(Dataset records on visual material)
++++

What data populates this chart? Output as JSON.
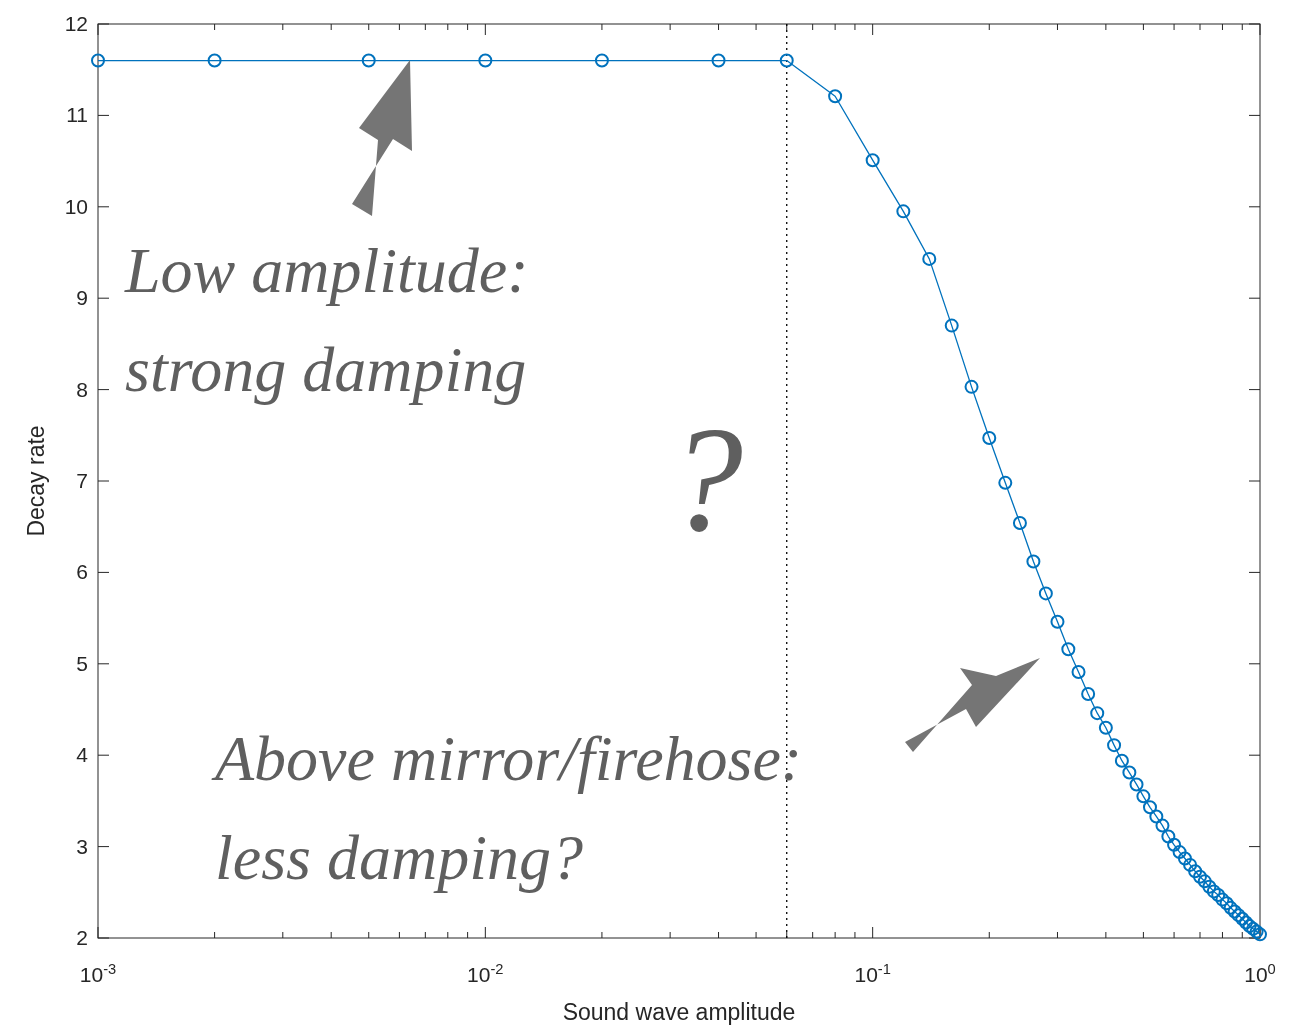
{
  "chart_data": {
    "type": "line",
    "xlabel": "Sound wave amplitude",
    "ylabel": "Decay rate",
    "log": "x",
    "grid": false,
    "marker": "circle",
    "line_style": "solid",
    "xlim": [
      0.001,
      1
    ],
    "ylim": [
      2,
      12
    ],
    "xticks": [
      {
        "value": 0.001,
        "label": "10$^{-3}$"
      },
      {
        "value": 0.002,
        "label": null
      },
      {
        "value": 0.003,
        "label": null
      },
      {
        "value": 0.004,
        "label": null
      },
      {
        "value": 0.005,
        "label": null
      },
      {
        "value": 0.006,
        "label": null
      },
      {
        "value": 0.007,
        "label": null
      },
      {
        "value": 0.008,
        "label": null
      },
      {
        "value": 0.009,
        "label": null
      },
      {
        "value": 0.01,
        "label": "10$^{-2}$"
      },
      {
        "value": 0.02,
        "label": null
      },
      {
        "value": 0.03,
        "label": null
      },
      {
        "value": 0.04,
        "label": null
      },
      {
        "value": 0.05,
        "label": null
      },
      {
        "value": 0.06,
        "label": null
      },
      {
        "value": 0.07,
        "label": null
      },
      {
        "value": 0.08,
        "label": null
      },
      {
        "value": 0.09,
        "label": null
      },
      {
        "value": 0.1,
        "label": "10$^{-1}$"
      },
      {
        "value": 0.2,
        "label": null
      },
      {
        "value": 0.3,
        "label": null
      },
      {
        "value": 0.4,
        "label": null
      },
      {
        "value": 0.5,
        "label": null
      },
      {
        "value": 0.6,
        "label": null
      },
      {
        "value": 0.7,
        "label": null
      },
      {
        "value": 0.8,
        "label": null
      },
      {
        "value": 0.9,
        "label": null
      },
      {
        "value": 1,
        "label": "10$^{0}$"
      }
    ],
    "yticks": [
      2,
      3,
      4,
      5,
      6,
      7,
      8,
      9,
      10,
      11,
      12
    ],
    "x": [
      0.001,
      0.002,
      0.005,
      0.01,
      0.02,
      0.04,
      0.06,
      0.08,
      0.1,
      0.12,
      0.14,
      0.16,
      0.18,
      0.2,
      0.22,
      0.24,
      0.26,
      0.28,
      0.3,
      0.32,
      0.34,
      0.36,
      0.38,
      0.4,
      0.42,
      0.44,
      0.46,
      0.48,
      0.5,
      0.52,
      0.54,
      0.56,
      0.58,
      0.6,
      0.62,
      0.64,
      0.66,
      0.68,
      0.7,
      0.72,
      0.74,
      0.76,
      0.78,
      0.8,
      0.82,
      0.84,
      0.86,
      0.88,
      0.9,
      0.92,
      0.94,
      0.96,
      0.98,
      1
    ],
    "series": [
      {
        "color": "#0072bd",
        "values": [
          11.6,
          11.6,
          11.6,
          11.6,
          11.6,
          11.6,
          11.6,
          11.21,
          10.51,
          9.95,
          9.43,
          8.7,
          8.03,
          7.47,
          6.98,
          6.54,
          6.12,
          5.77,
          5.46,
          5.16,
          4.91,
          4.67,
          4.46,
          4.3,
          4.11,
          3.94,
          3.81,
          3.68,
          3.55,
          3.43,
          3.33,
          3.23,
          3.11,
          3.02,
          2.94,
          2.87,
          2.8,
          2.73,
          2.67,
          2.62,
          2.56,
          2.51,
          2.47,
          2.42,
          2.38,
          2.33,
          2.29,
          2.25,
          2.21,
          2.17,
          2.13,
          2.1,
          2.07,
          2.04
        ]
      }
    ],
    "ref_lines": [
      {
        "axis": "x",
        "value": 0.06,
        "color": "#000000",
        "line_style": "dotted"
      }
    ],
    "annotations": [
      "Low amplitude:\nstrong damping",
      "?",
      "Above mirror/firehose:\nless damping?"
    ]
  }
}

++++

◆ Task to carry out
Copy out all of the data word for word. Do not carry over any picture.

◆ Output
What data populates this chart? Output as JSON.
{
  "chart_data": {
    "type": "line",
    "xlabel": "Sound wave amplitude",
    "ylabel": "Decay rate",
    "log": "x",
    "grid": false,
    "marker": "circle",
    "line_style": "solid",
    "xlim": [
      0.001,
      1
    ],
    "ylim": [
      2,
      12
    ],
    "xticks": [
      {
        "value": 0.001,
        "label": "10$^{-3}$"
      },
      {
        "value": 0.002,
        "label": null
      },
      {
        "value": 0.003,
        "label": null
      },
      {
        "value": 0.004,
        "label": null
      },
      {
        "value": 0.005,
        "label": null
      },
      {
        "value": 0.006,
        "label": null
      },
      {
        "value": 0.007,
        "label": null
      },
      {
        "value": 0.008,
        "label": null
      },
      {
        "value": 0.009,
        "label": null
      },
      {
        "value": 0.01,
        "label": "10$^{-2}$"
      },
      {
        "value": 0.02,
        "label": null
      },
      {
        "value": 0.03,
        "label": null
      },
      {
        "value": 0.04,
        "label": null
      },
      {
        "value": 0.05,
        "label": null
      },
      {
        "value": 0.06,
        "label": null
      },
      {
        "value": 0.07,
        "label": null
      },
      {
        "value": 0.08,
        "label": null
      },
      {
        "value": 0.09,
        "label": null
      },
      {
        "value": 0.1,
        "label": "10$^{-1}$"
      },
      {
        "value": 0.2,
        "label": null
      },
      {
        "value": 0.3,
        "label": null
      },
      {
        "value": 0.4,
        "label": null
      },
      {
        "value": 0.5,
        "label": null
      },
      {
        "value": 0.6,
        "label": null
      },
      {
        "value": 0.7,
        "label": null
      },
      {
        "value": 0.8,
        "label": null
      },
      {
        "value": 0.9,
        "label": null
      },
      {
        "value": 1,
        "label": "10$^{0}$"
      }
    ],
    "yticks": [
      2,
      3,
      4,
      5,
      6,
      7,
      8,
      9,
      10,
      11,
      12
    ],
    "x": [
      0.001,
      0.002,
      0.005,
      0.01,
      0.02,
      0.04,
      0.06,
      0.08,
      0.1,
      0.12,
      0.14,
      0.16,
      0.18,
      0.2,
      0.22,
      0.24,
      0.26,
      0.28,
      0.3,
      0.32,
      0.34,
      0.36,
      0.38,
      0.4,
      0.42,
      0.44,
      0.46,
      0.48,
      0.5,
      0.52,
      0.54,
      0.56,
      0.58,
      0.6,
      0.62,
      0.64,
      0.66,
      0.68,
      0.7,
      0.72,
      0.74,
      0.76,
      0.78,
      0.8,
      0.82,
      0.84,
      0.86,
      0.88,
      0.9,
      0.92,
      0.94,
      0.96,
      0.98,
      1
    ],
    "series": [
      {
        "color": "#0072bd",
        "values": [
          11.6,
          11.6,
          11.6,
          11.6,
          11.6,
          11.6,
          11.6,
          11.21,
          10.51,
          9.95,
          9.43,
          8.7,
          8.03,
          7.47,
          6.98,
          6.54,
          6.12,
          5.77,
          5.46,
          5.16,
          4.91,
          4.67,
          4.46,
          4.3,
          4.11,
          3.94,
          3.81,
          3.68,
          3.55,
          3.43,
          3.33,
          3.23,
          3.11,
          3.02,
          2.94,
          2.87,
          2.8,
          2.73,
          2.67,
          2.62,
          2.56,
          2.51,
          2.47,
          2.42,
          2.38,
          2.33,
          2.29,
          2.25,
          2.21,
          2.17,
          2.13,
          2.1,
          2.07,
          2.04
        ]
      }
    ],
    "ref_lines": [
      {
        "axis": "x",
        "value": 0.06,
        "color": "#000000",
        "line_style": "dotted"
      }
    ],
    "annotations": [
      "Low amplitude:\nstrong damping",
      "?",
      "Above mirror/firehose:\nless damping?"
    ]
  }
}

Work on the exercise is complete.